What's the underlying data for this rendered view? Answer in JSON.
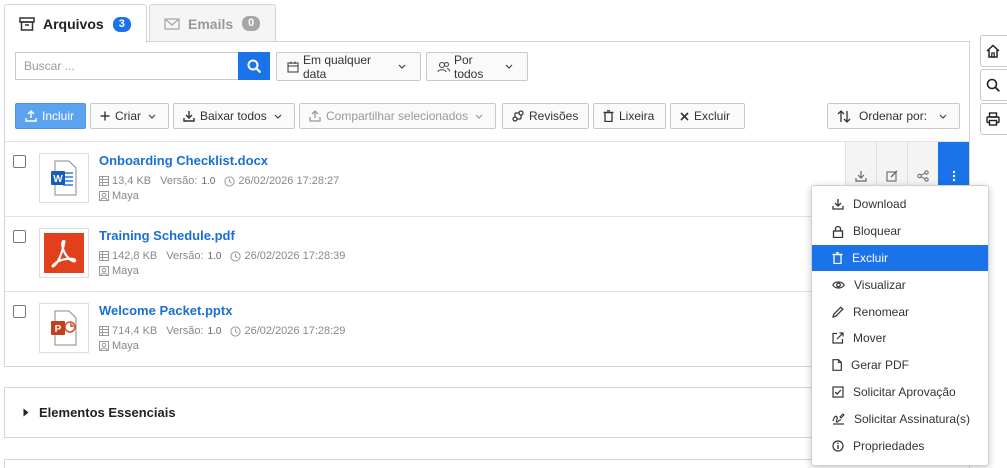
{
  "tabs": [
    {
      "label": "Arquivos",
      "badge": "3",
      "active": true
    },
    {
      "label": "Emails",
      "badge": "0",
      "active": false
    }
  ],
  "search": {
    "placeholder": "Buscar ..."
  },
  "filters": {
    "date": "Em qualquer data",
    "people": "Por todos"
  },
  "toolbar": {
    "include": "Incluir",
    "create": "Criar",
    "download_all": "Baixar todos",
    "share_selected": "Compartilhar selecionados",
    "revisions": "Revisões",
    "trash": "Lixeira",
    "delete": "Excluir",
    "sort": "Ordenar por:"
  },
  "files": [
    {
      "name": "Onboarding Checklist.docx",
      "size": "13,4 KB",
      "version_label": "Versão:",
      "version": "1.0",
      "date": "26/02/2026 17:28:27",
      "owner": "Maya",
      "type": "docx"
    },
    {
      "name": "Training Schedule.pdf",
      "size": "142,8 KB",
      "version_label": "Versão:",
      "version": "1.0",
      "date": "26/02/2026 17:28:39",
      "owner": "Maya",
      "type": "pdf"
    },
    {
      "name": "Welcome Packet.pptx",
      "size": "714,4 KB",
      "version_label": "Versão:",
      "version": "1.0",
      "date": "26/02/2026 17:28:29",
      "owner": "Maya",
      "type": "pptx"
    }
  ],
  "section": {
    "title": "Elementos Essenciais"
  },
  "menu": {
    "items": [
      {
        "label": "Download",
        "icon": "download-icon"
      },
      {
        "label": "Bloquear",
        "icon": "lock-icon"
      },
      {
        "label": "Excluir",
        "icon": "trash-icon",
        "active": true
      },
      {
        "label": "Visualizar",
        "icon": "eye-icon"
      },
      {
        "label": "Renomear",
        "icon": "pencil-icon"
      },
      {
        "label": "Mover",
        "icon": "external-link-icon"
      },
      {
        "label": "Gerar PDF",
        "icon": "file-icon"
      },
      {
        "label": "Solicitar Aprovação",
        "icon": "check-square-icon"
      },
      {
        "label": "Solicitar Assinatura(s)",
        "icon": "signature-icon"
      },
      {
        "label": "Propriedades",
        "icon": "info-icon"
      }
    ]
  },
  "colors": {
    "accent": "#1a73e8",
    "primary_button": "#5ba3ef",
    "link": "#1a6fd3"
  }
}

*-*-*

# Task objective
All of the records need repeating exactly, except for the pictures.

# Problem solution
What's the underlying data for this rendered view? Answer in JSON.
{
  "tabs": [
    {
      "label": "Arquivos",
      "badge": "3",
      "active": true
    },
    {
      "label": "Emails",
      "badge": "0",
      "active": false
    }
  ],
  "search": {
    "placeholder": "Buscar ..."
  },
  "filters": {
    "date": "Em qualquer data",
    "people": "Por todos"
  },
  "toolbar": {
    "include": "Incluir",
    "create": "Criar",
    "download_all": "Baixar todos",
    "share_selected": "Compartilhar selecionados",
    "revisions": "Revisões",
    "trash": "Lixeira",
    "delete": "Excluir",
    "sort": "Ordenar por:"
  },
  "files": [
    {
      "name": "Onboarding Checklist.docx",
      "size": "13,4 KB",
      "version_label": "Versão:",
      "version": "1.0",
      "date": "26/02/2026 17:28:27",
      "owner": "Maya",
      "type": "docx"
    },
    {
      "name": "Training Schedule.pdf",
      "size": "142,8 KB",
      "version_label": "Versão:",
      "version": "1.0",
      "date": "26/02/2026 17:28:39",
      "owner": "Maya",
      "type": "pdf"
    },
    {
      "name": "Welcome Packet.pptx",
      "size": "714,4 KB",
      "version_label": "Versão:",
      "version": "1.0",
      "date": "26/02/2026 17:28:29",
      "owner": "Maya",
      "type": "pptx"
    }
  ],
  "section": {
    "title": "Elementos Essenciais"
  },
  "menu": {
    "items": [
      {
        "label": "Download",
        "icon": "download-icon"
      },
      {
        "label": "Bloquear",
        "icon": "lock-icon"
      },
      {
        "label": "Excluir",
        "icon": "trash-icon",
        "active": true
      },
      {
        "label": "Visualizar",
        "icon": "eye-icon"
      },
      {
        "label": "Renomear",
        "icon": "pencil-icon"
      },
      {
        "label": "Mover",
        "icon": "external-link-icon"
      },
      {
        "label": "Gerar PDF",
        "icon": "file-icon"
      },
      {
        "label": "Solicitar Aprovação",
        "icon": "check-square-icon"
      },
      {
        "label": "Solicitar Assinatura(s)",
        "icon": "signature-icon"
      },
      {
        "label": "Propriedades",
        "icon": "info-icon"
      }
    ]
  },
  "colors": {
    "accent": "#1a73e8",
    "primary_button": "#5ba3ef",
    "link": "#1a6fd3"
  }
}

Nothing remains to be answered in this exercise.